→ Available data
********************
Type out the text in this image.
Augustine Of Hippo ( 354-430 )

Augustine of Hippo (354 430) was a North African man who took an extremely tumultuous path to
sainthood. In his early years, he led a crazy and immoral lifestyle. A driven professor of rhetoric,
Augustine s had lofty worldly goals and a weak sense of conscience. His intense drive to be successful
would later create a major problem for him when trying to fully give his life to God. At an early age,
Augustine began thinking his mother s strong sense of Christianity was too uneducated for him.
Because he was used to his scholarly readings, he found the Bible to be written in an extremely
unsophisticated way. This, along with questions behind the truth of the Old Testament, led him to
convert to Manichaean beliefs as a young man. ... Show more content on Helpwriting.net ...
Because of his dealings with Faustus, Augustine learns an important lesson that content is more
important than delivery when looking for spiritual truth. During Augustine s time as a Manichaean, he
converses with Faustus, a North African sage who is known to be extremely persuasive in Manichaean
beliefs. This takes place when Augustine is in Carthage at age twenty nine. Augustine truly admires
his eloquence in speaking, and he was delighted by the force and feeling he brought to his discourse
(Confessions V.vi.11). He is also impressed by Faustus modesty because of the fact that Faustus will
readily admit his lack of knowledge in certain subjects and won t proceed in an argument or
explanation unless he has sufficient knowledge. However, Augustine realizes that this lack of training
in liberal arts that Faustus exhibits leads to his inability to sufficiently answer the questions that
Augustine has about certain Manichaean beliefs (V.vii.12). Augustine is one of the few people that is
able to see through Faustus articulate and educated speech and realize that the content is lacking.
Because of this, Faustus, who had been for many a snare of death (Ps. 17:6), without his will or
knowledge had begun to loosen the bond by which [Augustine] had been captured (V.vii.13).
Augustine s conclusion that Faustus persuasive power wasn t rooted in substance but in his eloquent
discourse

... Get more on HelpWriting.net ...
********************
→ Exercise description
Scan the data above; copy every line where "beliefs" appears.

→ Answer to this problem
convert to Manichaean beliefs as a young man. ... Show more content on Helpwriting.net ...
beliefs. This takes place when Augustine is in Carthage at age twenty nine. Augustine truly admires
Augustine has about certain Manichaean beliefs (V.vii.12). Augustine is one of the few people that is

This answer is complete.